== STORED DATA ==
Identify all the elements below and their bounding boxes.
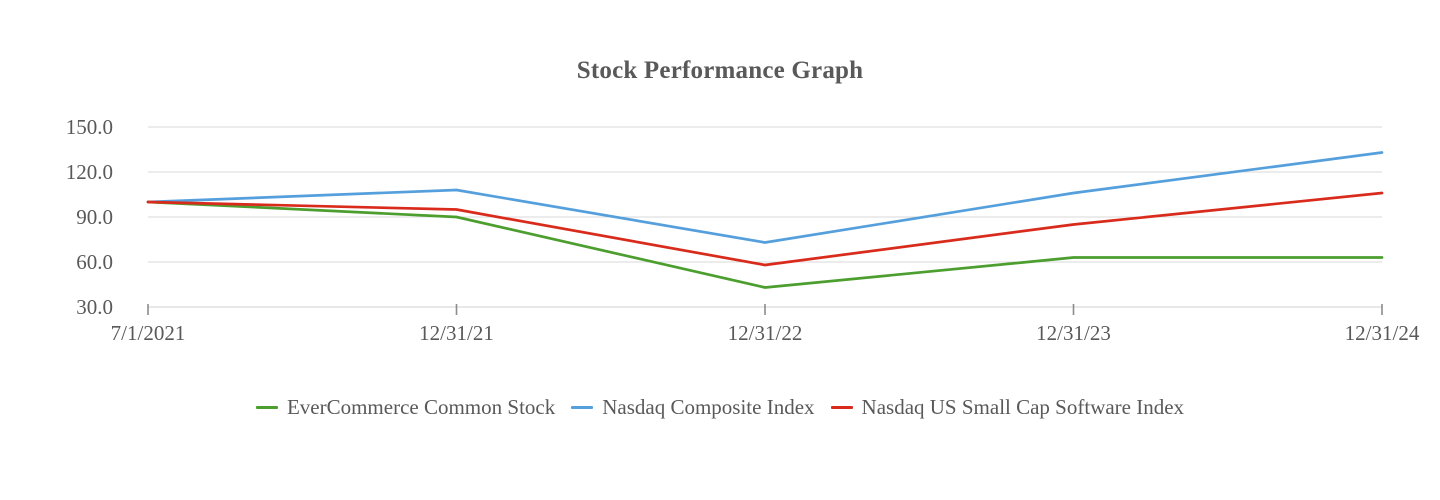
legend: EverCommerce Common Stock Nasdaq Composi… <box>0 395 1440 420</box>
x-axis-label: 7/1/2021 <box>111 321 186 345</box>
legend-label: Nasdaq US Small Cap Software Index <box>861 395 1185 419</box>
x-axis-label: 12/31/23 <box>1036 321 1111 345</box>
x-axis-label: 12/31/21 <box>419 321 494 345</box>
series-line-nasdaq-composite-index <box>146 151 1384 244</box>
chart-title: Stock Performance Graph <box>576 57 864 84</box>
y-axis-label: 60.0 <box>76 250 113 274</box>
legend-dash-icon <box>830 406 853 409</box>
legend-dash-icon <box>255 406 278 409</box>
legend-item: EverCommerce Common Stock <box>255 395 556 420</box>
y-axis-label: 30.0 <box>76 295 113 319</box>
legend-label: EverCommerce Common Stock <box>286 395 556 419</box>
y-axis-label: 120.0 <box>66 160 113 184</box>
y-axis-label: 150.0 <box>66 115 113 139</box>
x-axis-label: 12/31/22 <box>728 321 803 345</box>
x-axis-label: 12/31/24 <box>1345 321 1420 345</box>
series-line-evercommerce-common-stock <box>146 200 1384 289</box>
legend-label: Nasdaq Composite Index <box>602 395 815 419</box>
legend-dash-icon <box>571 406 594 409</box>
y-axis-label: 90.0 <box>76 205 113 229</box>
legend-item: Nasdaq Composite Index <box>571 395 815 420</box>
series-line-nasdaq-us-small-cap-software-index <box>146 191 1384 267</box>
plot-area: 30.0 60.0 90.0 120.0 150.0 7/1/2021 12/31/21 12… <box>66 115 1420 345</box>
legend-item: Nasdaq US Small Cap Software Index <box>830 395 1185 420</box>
---
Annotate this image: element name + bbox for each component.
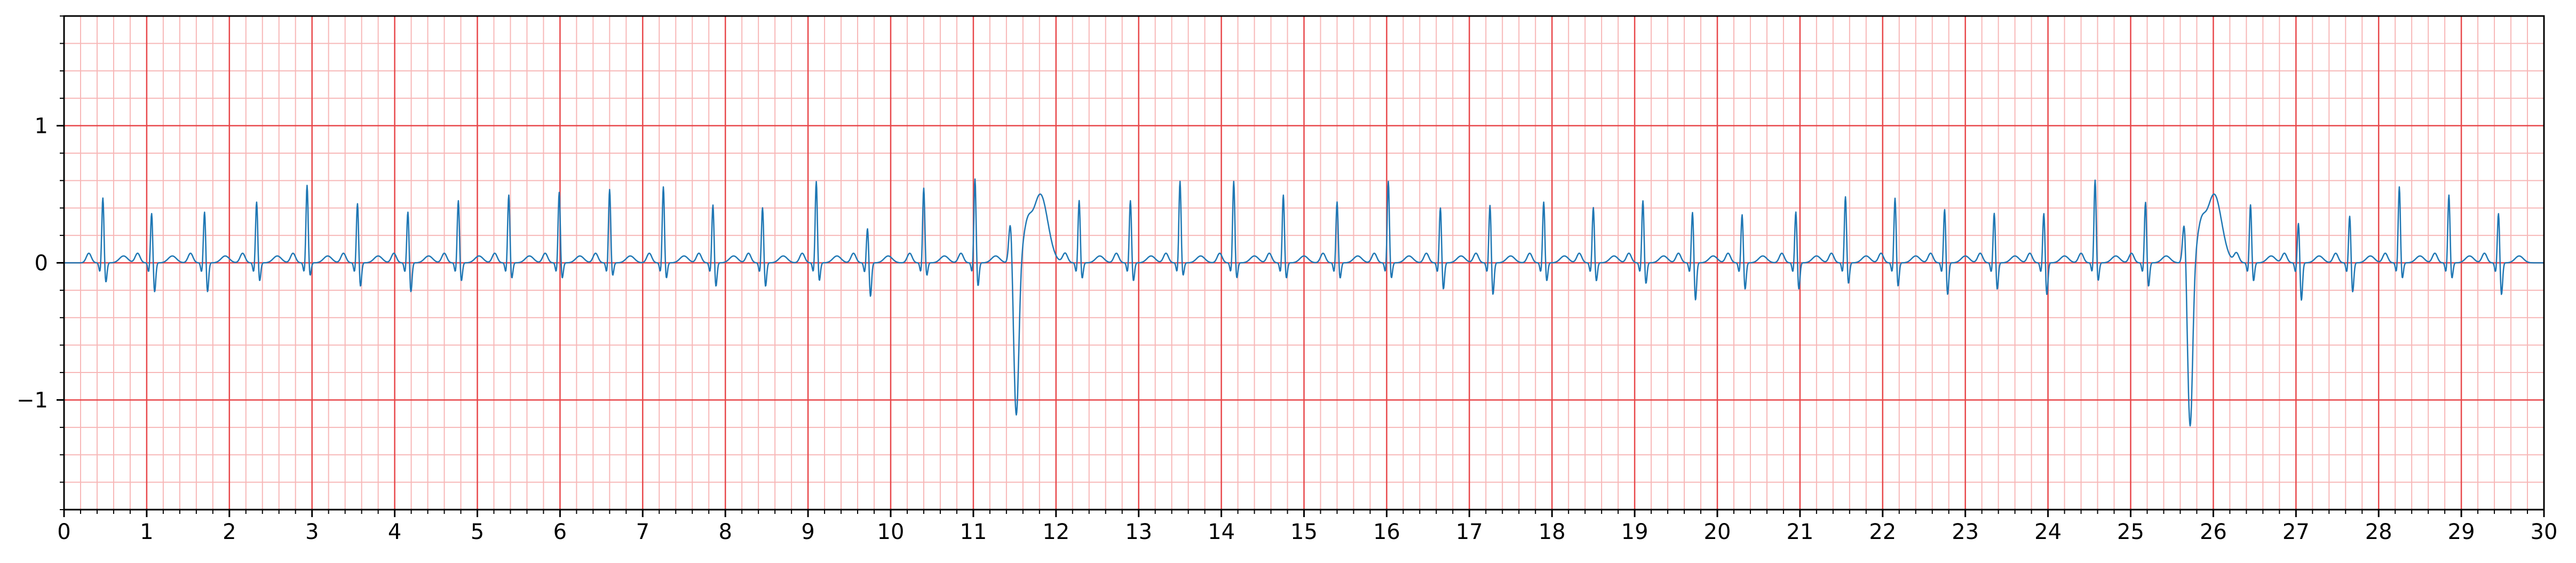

== WRITTEN TASK ==
Lay out the data from the line with "Identify all the" up to and including the line with "legend-item: EverCommerce Common" as a JSON list of strings, one string per line. Skip blank lines and leave the picture out.

== CORRECT RESPONSE ==
[
  "Identify all the elements below and their bounding boxes.",
  "legend: EverCommerce Common Stock Nasdaq Composi… <box>0 395 1440 420</box>",
  "x-axis-label: 7/1/2021 <box>111 321 186 345</box>",
  "legend-label: Nasdaq US Small Cap Software Index <box>861 395 1185 419</box>",
  "x-axis-label: 12/31/23 <box>1036 321 1111 345</box>",
  "x-axis-label: 12/31/21 <box>419 321 494 345</box>",
  "series-line-nasdaq-composite-index <box>146 151 1384 244</box>",
  "chart-title: Stock Performance Graph <box>576 57 864 84</box>",
  "y-axis-label: 60.0 <box>76 250 113 274</box>",
  "legend-dash-icon <box>830 406 853 409</box>",
  "legend-dash-icon <box>255 406 278 409</box>",
  "legend-item: EverCommerce Common Stock <box>255 395 556 420</box>"
]